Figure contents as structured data
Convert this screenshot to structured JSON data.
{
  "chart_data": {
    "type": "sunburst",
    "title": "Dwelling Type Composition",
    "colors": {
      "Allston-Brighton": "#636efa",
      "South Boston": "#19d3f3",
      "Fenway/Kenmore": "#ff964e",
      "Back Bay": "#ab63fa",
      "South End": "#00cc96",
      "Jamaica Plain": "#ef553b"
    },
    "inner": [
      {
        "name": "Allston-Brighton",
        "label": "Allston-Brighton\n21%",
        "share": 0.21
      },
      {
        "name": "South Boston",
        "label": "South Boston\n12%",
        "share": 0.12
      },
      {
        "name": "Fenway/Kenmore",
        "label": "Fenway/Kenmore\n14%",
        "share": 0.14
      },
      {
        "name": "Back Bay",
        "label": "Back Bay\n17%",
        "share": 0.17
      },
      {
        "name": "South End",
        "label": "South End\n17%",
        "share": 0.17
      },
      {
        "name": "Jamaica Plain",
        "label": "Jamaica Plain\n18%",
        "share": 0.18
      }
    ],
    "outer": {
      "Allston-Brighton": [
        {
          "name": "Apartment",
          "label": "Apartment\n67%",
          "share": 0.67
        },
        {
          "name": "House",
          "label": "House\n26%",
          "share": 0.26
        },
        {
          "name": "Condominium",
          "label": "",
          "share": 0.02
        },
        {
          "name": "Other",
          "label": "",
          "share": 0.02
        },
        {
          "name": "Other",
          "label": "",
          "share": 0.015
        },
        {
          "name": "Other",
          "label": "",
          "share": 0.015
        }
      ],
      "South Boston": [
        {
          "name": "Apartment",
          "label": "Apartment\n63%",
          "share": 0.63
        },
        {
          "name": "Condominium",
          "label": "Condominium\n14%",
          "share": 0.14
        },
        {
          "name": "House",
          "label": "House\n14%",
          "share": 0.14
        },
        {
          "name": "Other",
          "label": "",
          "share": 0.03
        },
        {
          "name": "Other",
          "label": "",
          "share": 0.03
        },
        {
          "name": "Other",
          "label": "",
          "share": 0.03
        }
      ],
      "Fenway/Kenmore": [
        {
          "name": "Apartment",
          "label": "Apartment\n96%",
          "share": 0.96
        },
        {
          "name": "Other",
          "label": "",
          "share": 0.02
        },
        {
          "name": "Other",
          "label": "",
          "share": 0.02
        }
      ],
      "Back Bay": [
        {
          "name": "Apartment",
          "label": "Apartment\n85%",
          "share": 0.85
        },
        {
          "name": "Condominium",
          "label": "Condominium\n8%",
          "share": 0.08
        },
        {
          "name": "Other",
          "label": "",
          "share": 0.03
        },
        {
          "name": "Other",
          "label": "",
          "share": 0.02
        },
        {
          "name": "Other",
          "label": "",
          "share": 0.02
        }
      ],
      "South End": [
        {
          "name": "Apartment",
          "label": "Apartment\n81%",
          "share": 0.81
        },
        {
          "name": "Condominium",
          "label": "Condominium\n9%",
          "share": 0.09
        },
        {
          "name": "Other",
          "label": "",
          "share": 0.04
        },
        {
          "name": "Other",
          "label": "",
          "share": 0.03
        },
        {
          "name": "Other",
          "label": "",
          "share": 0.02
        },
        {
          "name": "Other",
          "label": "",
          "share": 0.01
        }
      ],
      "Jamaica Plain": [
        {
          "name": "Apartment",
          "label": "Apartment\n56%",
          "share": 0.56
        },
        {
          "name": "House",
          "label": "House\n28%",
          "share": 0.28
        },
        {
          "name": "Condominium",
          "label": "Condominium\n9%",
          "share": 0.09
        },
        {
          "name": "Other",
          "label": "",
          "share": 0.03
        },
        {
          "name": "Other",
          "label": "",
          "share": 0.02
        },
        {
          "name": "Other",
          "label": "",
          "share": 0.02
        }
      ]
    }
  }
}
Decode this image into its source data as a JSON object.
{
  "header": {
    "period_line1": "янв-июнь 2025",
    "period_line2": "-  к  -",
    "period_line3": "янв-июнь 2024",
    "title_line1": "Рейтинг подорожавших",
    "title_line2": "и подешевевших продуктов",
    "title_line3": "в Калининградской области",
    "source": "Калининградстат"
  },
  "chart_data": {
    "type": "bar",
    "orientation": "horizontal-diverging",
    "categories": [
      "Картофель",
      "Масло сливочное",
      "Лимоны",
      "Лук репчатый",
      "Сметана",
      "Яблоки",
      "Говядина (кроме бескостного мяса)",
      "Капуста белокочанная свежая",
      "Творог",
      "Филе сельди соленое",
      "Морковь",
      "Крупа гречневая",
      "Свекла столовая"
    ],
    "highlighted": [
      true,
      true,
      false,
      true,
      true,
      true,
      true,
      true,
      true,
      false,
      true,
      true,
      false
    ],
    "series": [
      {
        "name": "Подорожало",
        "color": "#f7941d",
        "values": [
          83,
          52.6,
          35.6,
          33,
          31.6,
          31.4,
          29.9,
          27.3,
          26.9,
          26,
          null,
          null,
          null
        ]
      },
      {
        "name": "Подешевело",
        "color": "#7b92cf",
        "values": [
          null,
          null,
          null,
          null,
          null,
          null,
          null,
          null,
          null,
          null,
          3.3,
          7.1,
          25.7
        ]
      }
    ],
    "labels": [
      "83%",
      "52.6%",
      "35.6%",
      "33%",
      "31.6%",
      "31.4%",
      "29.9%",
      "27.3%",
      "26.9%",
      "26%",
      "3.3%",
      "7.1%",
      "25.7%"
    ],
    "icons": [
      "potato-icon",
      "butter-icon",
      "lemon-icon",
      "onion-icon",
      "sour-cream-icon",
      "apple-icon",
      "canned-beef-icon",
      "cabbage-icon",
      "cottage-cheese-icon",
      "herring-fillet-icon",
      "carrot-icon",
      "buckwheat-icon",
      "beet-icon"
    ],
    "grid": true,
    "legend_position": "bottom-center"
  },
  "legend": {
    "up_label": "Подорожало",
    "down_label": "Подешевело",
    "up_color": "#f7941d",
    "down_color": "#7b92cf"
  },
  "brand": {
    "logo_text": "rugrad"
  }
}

### WHAT IS REQUIRED
Repeat each record in full; every line must match exactly.

### RESULT OF THIS TASK
Convert this screenshot to structured JSON data.
{
  "chart_data": {
    "type": "sunburst",
    "title": "Dwelling Type Composition",
    "colors": {
      "Allston-Brighton": "#636efa",
      "South Boston": "#19d3f3",
      "Fenway/Kenmore": "#ff964e",
      "Back Bay": "#ab63fa",
      "South End": "#00cc96",
      "Jamaica Plain": "#ef553b"
    },
    "inner": [
      {
        "name": "Allston-Brighton",
        "label": "Allston-Brighton\n21%",
        "share": 0.21
      },
      {
        "name": "South Boston",
        "label": "South Boston\n12%",
        "share": 0.12
      },
      {
        "name": "Fenway/Kenmore",
        "label": "Fenway/Kenmore\n14%",
        "share": 0.14
      },
      {
        "name": "Back Bay",
        "label": "Back Bay\n17%",
        "share": 0.17
      },
      {
        "name": "South End",
        "label": "South End\n17%",
        "share": 0.17
      },
      {
        "name": "Jamaica Plain",
        "label": "Jamaica Plain\n18%",
        "share": 0.18
      }
    ],
    "outer": {
      "Allston-Brighton": [
        {
          "name": "Apartment",
          "label": "Apartment\n67%",
          "share": 0.67
        },
        {
          "name": "House",
          "label": "House\n26%",
          "share": 0.26
        },
        {
          "name": "Condominium",
          "label": "",
          "share": 0.02
        },
        {
          "name": "Other",
          "label": "",
          "share": 0.02
        },
        {
          "name": "Other",
          "label": "",
          "share": 0.015
        },
        {
          "name": "Other",
          "label": "",
          "share": 0.015
        }
      ],
      "South Boston": [
        {
          "name": "Apartment",
          "label": "Apartment\n63%",
          "share": 0.63
        },
        {
          "name": "Condominium",
          "label": "Condominium\n14%",
          "share": 0.14
        },
        {
          "name": "House",
          "label": "House\n14%",
          "share": 0.14
        },
        {
          "name": "Other",
          "label": "",
          "share": 0.03
        },
        {
          "name": "Other",
          "label": "",
          "share": 0.03
        },
        {
          "name": "Other",
          "label": "",
          "share": 0.03
        }
      ],
      "Fenway/Kenmore": [
        {
          "name": "Apartment",
          "label": "Apartment\n96%",
          "share": 0.96
        },
        {
          "name": "Other",
          "label": "",
          "share": 0.02
        },
        {
          "name": "Other",
          "label": "",
          "share": 0.02
        }
      ],
      "Back Bay": [
        {
          "name": "Apartment",
          "label": "Apartment\n85%",
          "share": 0.85
        },
        {
          "name": "Condominium",
          "label": "Condominium\n8%",
          "share": 0.08
        },
        {
          "name": "Other",
          "label": "",
          "share": 0.03
        },
        {
          "name": "Other",
          "label": "",
          "share": 0.02
        },
        {
          "name": "Other",
          "label": "",
          "share": 0.02
        }
      ],
      "South End": [
        {
          "name": "Apartment",
          "label": "Apartment\n81%",
          "share": 0.81
        },
        {
          "name": "Condominium",
          "label": "Condominium\n9%",
          "share": 0.09
        },
        {
          "name": "Other",
          "label": "",
          "share": 0.04
        },
        {
          "name": "Other",
          "label": "",
          "share": 0.03
        },
        {
          "name": "Other",
          "label": "",
          "share": 0.02
        },
        {
          "name": "Other",
          "label": "",
          "share": 0.01
        }
      ],
      "Jamaica Plain": [
        {
          "name": "Apartment",
          "label": "Apartment\n56%",
          "share": 0.56
        },
        {
          "name": "House",
          "label": "House\n28%",
          "share": 0.28
        },
        {
          "name": "Condominium",
          "label": "Condominium\n9%",
          "share": 0.09
        },
        {
          "name": "Other",
          "label": "",
          "share": 0.03
        },
        {
          "name": "Other",
          "label": "",
          "share": 0.02
        },
        {
          "name": "Other",
          "label": "",
          "share": 0.02
        }
      ]
    }
  }
}
Decode this image into its source data as a JSON object.
{
  "header": {
    "period_line1": "янв-июнь 2025",
    "period_line2": "-  к  -",
    "period_line3": "янв-июнь 2024",
    "title_line1": "Рейтинг подорожавших",
    "title_line2": "и подешевевших продуктов",
    "title_line3": "в Калининградской области",
    "source": "Калининградстат"
  },
  "chart_data": {
    "type": "bar",
    "orientation": "horizontal-diverging",
    "categories": [
      "Картофель",
      "Масло сливочное",
      "Лимоны",
      "Лук репчатый",
      "Сметана",
      "Яблоки",
      "Говядина (кроме бескостного мяса)",
      "Капуста белокочанная свежая",
      "Творог",
      "Филе сельди соленое",
      "Морковь",
      "Крупа гречневая",
      "Свекла столовая"
    ],
    "highlighted": [
      true,
      true,
      false,
      true,
      true,
      true,
      true,
      true,
      true,
      false,
      true,
      true,
      false
    ],
    "series": [
      {
        "name": "Подорожало",
        "color": "#f7941d",
        "values": [
          83,
          52.6,
          35.6,
          33,
          31.6,
          31.4,
          29.9,
          27.3,
          26.9,
          26,
          null,
          null,
          null
        ]
      },
      {
        "name": "Подешевело",
        "color": "#7b92cf",
        "values": [
          null,
          null,
          null,
          null,
          null,
          null,
          null,
          null,
          null,
          null,
          3.3,
          7.1,
          25.7
        ]
      }
    ],
    "labels": [
      "83%",
      "52.6%",
      "35.6%",
      "33%",
      "31.6%",
      "31.4%",
      "29.9%",
      "27.3%",
      "26.9%",
      "26%",
      "3.3%",
      "7.1%",
      "25.7%"
    ],
    "icons": [
      "potato-icon",
      "butter-icon",
      "lemon-icon",
      "onion-icon",
      "sour-cream-icon",
      "apple-icon",
      "canned-beef-icon",
      "cabbage-icon",
      "cottage-cheese-icon",
      "herring-fillet-icon",
      "carrot-icon",
      "buckwheat-icon",
      "beet-icon"
    ],
    "grid": true,
    "legend_position": "bottom-center"
  },
  "legend": {
    "up_label": "Подорожало",
    "down_label": "Подешевело",
    "up_color": "#f7941d",
    "down_color": "#7b92cf"
  },
  "brand": {
    "logo_text": "rugrad"
  }
}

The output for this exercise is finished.